* _Directive_: State how many lines of the listing below include the word "opciones". Give only the number.

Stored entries
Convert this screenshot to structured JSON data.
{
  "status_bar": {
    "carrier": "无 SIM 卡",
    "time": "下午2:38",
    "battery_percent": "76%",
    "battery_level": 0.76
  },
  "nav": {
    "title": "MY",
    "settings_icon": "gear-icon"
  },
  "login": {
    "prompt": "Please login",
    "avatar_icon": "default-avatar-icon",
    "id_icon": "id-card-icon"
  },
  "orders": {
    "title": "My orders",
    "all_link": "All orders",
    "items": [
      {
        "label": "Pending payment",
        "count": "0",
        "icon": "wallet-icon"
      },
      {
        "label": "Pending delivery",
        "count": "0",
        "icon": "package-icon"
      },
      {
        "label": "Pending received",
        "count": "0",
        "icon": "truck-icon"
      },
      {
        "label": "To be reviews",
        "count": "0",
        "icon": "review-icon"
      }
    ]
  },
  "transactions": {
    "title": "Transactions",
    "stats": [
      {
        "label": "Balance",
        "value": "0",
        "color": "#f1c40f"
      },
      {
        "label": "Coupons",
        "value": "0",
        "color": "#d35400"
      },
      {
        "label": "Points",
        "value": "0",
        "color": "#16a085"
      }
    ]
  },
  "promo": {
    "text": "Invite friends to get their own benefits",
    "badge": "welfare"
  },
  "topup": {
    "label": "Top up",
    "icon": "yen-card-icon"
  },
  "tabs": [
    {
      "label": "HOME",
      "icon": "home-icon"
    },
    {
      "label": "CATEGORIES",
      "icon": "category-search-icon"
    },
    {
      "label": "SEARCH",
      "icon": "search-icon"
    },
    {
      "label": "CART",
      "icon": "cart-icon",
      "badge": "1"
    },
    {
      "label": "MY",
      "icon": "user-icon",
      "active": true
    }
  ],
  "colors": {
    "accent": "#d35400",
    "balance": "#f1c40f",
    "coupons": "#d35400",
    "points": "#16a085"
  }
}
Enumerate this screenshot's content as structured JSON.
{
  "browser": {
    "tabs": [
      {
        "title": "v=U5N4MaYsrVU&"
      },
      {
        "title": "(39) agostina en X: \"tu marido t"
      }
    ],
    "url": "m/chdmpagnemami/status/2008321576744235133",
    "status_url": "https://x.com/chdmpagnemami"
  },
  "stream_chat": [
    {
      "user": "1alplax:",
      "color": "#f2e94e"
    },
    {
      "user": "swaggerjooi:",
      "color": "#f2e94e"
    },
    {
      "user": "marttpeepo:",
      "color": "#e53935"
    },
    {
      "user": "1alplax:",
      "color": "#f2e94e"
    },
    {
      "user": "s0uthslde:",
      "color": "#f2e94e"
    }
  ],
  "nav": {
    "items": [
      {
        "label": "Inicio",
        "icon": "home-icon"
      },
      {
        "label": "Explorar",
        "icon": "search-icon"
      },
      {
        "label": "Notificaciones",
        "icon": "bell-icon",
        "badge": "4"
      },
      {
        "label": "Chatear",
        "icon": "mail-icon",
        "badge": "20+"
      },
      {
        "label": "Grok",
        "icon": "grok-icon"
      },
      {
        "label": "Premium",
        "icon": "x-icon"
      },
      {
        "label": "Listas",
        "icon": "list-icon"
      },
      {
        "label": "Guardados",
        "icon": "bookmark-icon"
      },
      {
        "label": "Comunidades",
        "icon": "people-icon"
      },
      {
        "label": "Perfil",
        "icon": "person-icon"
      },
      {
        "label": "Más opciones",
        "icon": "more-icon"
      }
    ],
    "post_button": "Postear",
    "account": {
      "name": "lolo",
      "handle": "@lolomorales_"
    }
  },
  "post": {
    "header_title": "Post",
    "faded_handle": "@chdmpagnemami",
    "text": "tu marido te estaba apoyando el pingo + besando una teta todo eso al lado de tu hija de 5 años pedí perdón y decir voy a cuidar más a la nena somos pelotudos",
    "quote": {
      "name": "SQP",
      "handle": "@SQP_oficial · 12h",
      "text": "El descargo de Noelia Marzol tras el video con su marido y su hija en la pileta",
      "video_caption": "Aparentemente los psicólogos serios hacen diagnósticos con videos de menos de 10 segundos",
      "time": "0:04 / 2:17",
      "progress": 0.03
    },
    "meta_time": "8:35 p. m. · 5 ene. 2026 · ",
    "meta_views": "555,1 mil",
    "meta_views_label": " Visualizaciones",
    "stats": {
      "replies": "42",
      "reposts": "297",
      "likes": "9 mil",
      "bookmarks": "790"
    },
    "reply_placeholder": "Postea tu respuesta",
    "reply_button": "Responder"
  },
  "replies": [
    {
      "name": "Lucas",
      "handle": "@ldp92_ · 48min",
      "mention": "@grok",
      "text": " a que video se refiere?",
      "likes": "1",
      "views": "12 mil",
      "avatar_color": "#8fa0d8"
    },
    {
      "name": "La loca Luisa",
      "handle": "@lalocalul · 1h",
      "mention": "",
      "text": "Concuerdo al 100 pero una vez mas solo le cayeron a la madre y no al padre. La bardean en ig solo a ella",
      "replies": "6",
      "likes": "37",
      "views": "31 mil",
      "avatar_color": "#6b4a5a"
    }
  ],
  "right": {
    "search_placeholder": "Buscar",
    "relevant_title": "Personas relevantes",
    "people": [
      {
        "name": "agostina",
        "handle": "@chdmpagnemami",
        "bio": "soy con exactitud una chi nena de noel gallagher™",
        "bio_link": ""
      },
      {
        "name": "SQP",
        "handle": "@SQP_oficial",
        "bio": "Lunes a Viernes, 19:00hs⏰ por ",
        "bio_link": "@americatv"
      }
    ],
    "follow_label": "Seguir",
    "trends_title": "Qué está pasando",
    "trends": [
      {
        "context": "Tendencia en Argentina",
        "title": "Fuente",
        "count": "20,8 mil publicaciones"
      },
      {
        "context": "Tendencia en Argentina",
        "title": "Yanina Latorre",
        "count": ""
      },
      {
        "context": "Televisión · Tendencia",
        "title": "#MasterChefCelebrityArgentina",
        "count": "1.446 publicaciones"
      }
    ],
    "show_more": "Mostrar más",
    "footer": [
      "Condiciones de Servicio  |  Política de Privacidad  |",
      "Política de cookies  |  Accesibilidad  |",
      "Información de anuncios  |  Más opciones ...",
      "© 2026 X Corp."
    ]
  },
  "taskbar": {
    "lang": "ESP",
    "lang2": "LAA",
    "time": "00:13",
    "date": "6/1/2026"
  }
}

* _Exercise answer_: 2